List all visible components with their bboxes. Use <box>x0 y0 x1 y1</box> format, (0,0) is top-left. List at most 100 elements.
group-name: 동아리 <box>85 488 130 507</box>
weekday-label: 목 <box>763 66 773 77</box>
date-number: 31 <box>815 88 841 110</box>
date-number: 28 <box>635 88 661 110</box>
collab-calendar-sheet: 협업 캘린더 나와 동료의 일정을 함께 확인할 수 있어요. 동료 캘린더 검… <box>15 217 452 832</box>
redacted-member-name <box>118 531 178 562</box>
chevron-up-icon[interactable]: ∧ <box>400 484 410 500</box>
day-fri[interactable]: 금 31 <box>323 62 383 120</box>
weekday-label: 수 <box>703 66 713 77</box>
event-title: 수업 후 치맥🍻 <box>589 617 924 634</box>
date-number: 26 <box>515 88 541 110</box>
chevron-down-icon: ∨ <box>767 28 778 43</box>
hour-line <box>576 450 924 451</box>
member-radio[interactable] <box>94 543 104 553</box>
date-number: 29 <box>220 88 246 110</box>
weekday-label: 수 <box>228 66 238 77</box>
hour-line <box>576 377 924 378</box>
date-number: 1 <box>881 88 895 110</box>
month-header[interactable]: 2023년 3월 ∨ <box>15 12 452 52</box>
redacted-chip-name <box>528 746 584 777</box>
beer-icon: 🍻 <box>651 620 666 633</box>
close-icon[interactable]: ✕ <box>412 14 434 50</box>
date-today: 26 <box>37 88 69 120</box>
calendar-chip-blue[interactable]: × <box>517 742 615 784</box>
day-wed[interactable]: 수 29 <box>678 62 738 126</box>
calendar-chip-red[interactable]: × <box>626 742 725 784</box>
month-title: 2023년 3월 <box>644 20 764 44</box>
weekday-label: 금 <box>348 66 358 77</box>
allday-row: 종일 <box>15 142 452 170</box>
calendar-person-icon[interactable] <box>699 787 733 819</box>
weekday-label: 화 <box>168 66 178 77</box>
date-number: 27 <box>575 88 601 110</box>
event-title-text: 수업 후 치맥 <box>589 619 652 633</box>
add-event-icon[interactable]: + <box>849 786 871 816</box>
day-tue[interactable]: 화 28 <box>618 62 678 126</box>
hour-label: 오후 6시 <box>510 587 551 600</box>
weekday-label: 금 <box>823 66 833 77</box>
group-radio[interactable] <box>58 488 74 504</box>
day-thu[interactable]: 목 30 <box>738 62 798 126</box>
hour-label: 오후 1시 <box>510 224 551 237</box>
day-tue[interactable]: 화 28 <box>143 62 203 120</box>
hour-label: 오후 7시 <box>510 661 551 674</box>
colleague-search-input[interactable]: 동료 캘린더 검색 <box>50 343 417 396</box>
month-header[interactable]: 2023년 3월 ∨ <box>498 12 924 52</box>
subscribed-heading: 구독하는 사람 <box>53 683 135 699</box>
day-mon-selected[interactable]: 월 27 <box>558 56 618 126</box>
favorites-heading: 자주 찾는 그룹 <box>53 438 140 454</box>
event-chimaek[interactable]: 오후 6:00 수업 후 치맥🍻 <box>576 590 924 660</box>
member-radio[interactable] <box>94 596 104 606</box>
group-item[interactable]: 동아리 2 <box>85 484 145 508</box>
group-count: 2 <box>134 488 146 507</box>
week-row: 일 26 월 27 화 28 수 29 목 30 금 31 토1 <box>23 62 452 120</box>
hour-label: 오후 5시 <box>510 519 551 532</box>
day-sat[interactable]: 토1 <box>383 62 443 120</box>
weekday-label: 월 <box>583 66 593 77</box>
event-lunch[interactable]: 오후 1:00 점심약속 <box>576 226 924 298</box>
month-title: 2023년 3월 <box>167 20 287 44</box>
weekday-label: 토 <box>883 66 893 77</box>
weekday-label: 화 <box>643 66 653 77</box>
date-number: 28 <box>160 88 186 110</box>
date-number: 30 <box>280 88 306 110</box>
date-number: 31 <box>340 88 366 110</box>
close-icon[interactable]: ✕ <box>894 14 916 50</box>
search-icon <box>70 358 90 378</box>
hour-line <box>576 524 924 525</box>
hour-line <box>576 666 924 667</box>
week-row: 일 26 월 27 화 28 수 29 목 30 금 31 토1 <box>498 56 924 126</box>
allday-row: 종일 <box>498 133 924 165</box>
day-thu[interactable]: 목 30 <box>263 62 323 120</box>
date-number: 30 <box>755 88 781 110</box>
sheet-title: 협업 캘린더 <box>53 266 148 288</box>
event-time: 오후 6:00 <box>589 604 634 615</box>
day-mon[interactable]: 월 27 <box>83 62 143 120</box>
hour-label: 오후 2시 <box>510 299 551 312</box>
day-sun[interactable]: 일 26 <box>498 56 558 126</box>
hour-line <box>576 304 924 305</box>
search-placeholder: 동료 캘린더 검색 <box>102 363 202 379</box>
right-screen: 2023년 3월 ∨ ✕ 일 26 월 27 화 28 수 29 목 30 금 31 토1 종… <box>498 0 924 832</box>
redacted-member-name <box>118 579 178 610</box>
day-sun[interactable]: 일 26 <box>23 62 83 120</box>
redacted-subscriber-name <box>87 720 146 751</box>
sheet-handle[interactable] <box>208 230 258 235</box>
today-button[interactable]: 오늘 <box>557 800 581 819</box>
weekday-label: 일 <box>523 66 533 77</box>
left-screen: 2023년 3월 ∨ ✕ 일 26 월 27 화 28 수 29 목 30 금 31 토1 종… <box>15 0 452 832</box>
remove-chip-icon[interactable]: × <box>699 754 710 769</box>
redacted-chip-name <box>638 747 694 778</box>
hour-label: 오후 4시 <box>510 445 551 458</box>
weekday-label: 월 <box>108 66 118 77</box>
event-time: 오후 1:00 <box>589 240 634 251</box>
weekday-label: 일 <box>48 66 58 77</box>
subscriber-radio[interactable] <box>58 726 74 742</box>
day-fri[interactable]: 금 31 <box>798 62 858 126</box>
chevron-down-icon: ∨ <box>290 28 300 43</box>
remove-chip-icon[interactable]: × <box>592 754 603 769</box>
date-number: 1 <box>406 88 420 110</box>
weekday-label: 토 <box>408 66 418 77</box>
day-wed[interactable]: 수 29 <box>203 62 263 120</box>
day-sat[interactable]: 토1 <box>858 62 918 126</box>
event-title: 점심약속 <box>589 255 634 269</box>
+ + + + + + +
Render the lines of the material as a numbered list, starting from the first line and ending with the line that contains "collab-calendar-sheet: 협업 캘린더", including both. Omit blank lines.

1. List all visible components with their bboxes. Use <box>x0 y0 x1 y1</box> format, (0,0) is top-left. List at most 100 elements.
2. group-name: 동아리 <box>85 488 130 507</box>
3. weekday-label: 목 <box>763 66 773 77</box>
4. date-number: 31 <box>815 88 841 110</box>
5. date-number: 28 <box>635 88 661 110</box>
6. collab-calendar-sheet: 협업 캘린더 나와 동료의 일정을 함께 확인할 수 있어요. 동료 캘린더 검… <box>15 217 452 832</box>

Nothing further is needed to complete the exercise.